Top of RECORDED DATA
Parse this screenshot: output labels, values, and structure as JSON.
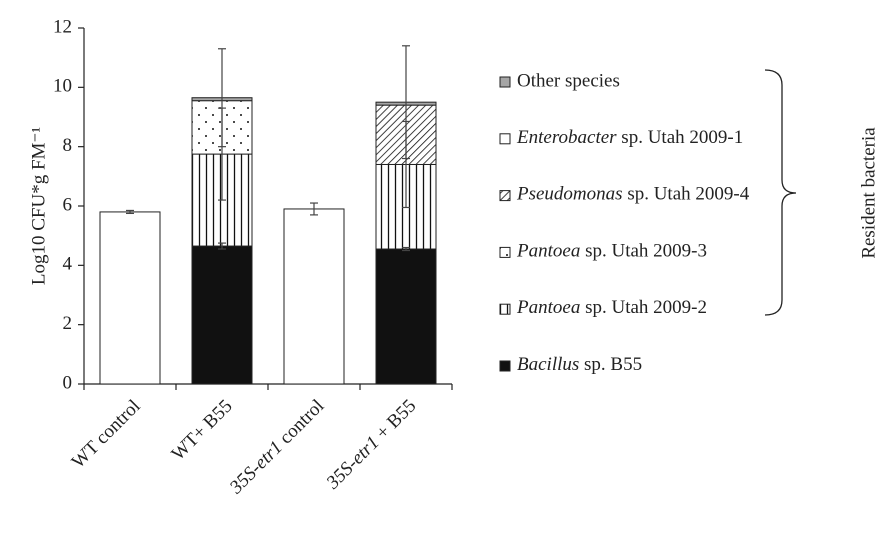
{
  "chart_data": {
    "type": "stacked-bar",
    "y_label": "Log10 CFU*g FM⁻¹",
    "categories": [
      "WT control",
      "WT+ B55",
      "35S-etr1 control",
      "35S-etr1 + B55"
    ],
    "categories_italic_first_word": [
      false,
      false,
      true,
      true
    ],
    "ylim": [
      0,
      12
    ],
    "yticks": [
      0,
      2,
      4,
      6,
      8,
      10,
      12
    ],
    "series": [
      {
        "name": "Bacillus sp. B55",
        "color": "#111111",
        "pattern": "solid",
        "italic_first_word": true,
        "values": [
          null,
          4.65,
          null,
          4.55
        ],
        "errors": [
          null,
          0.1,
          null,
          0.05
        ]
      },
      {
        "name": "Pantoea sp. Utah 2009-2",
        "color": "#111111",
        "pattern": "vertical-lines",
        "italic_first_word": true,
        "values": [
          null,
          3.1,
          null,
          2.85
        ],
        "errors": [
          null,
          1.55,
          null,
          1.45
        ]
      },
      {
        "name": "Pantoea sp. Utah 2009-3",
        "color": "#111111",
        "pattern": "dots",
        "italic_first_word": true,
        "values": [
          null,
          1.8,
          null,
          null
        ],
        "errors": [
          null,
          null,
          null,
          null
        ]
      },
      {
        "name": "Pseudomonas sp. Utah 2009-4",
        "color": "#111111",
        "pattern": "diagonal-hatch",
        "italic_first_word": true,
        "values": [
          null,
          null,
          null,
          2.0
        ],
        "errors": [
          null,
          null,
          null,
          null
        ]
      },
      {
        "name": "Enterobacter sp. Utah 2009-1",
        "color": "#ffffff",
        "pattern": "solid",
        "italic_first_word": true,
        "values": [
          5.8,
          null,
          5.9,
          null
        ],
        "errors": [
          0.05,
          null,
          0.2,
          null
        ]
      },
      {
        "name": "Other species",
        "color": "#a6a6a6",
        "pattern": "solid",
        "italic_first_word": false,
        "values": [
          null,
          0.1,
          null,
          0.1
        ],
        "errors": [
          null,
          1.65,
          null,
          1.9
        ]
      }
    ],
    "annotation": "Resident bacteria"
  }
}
Bottom of RECORDED DATA
ACTIVITY >> Write the material out again exactly. Do not include the pictures.

RESULT FOR THIS EXERCISE >>
Parse this screenshot: output labels, values, and structure as JSON.
{
  "chart_data": {
    "type": "stacked-bar",
    "y_label": "Log10 CFU*g FM⁻¹",
    "categories": [
      "WT control",
      "WT+ B55",
      "35S-etr1 control",
      "35S-etr1 + B55"
    ],
    "categories_italic_first_word": [
      false,
      false,
      true,
      true
    ],
    "ylim": [
      0,
      12
    ],
    "yticks": [
      0,
      2,
      4,
      6,
      8,
      10,
      12
    ],
    "series": [
      {
        "name": "Bacillus sp. B55",
        "color": "#111111",
        "pattern": "solid",
        "italic_first_word": true,
        "values": [
          null,
          4.65,
          null,
          4.55
        ],
        "errors": [
          null,
          0.1,
          null,
          0.05
        ]
      },
      {
        "name": "Pantoea sp. Utah 2009-2",
        "color": "#111111",
        "pattern": "vertical-lines",
        "italic_first_word": true,
        "values": [
          null,
          3.1,
          null,
          2.85
        ],
        "errors": [
          null,
          1.55,
          null,
          1.45
        ]
      },
      {
        "name": "Pantoea sp. Utah 2009-3",
        "color": "#111111",
        "pattern": "dots",
        "italic_first_word": true,
        "values": [
          null,
          1.8,
          null,
          null
        ],
        "errors": [
          null,
          null,
          null,
          null
        ]
      },
      {
        "name": "Pseudomonas sp. Utah 2009-4",
        "color": "#111111",
        "pattern": "diagonal-hatch",
        "italic_first_word": true,
        "values": [
          null,
          null,
          null,
          2.0
        ],
        "errors": [
          null,
          null,
          null,
          null
        ]
      },
      {
        "name": "Enterobacter sp. Utah 2009-1",
        "color": "#ffffff",
        "pattern": "solid",
        "italic_first_word": true,
        "values": [
          5.8,
          null,
          5.9,
          null
        ],
        "errors": [
          0.05,
          null,
          0.2,
          null
        ]
      },
      {
        "name": "Other species",
        "color": "#a6a6a6",
        "pattern": "solid",
        "italic_first_word": false,
        "values": [
          null,
          0.1,
          null,
          0.1
        ],
        "errors": [
          null,
          1.65,
          null,
          1.9
        ]
      }
    ],
    "annotation": "Resident bacteria"
  }
}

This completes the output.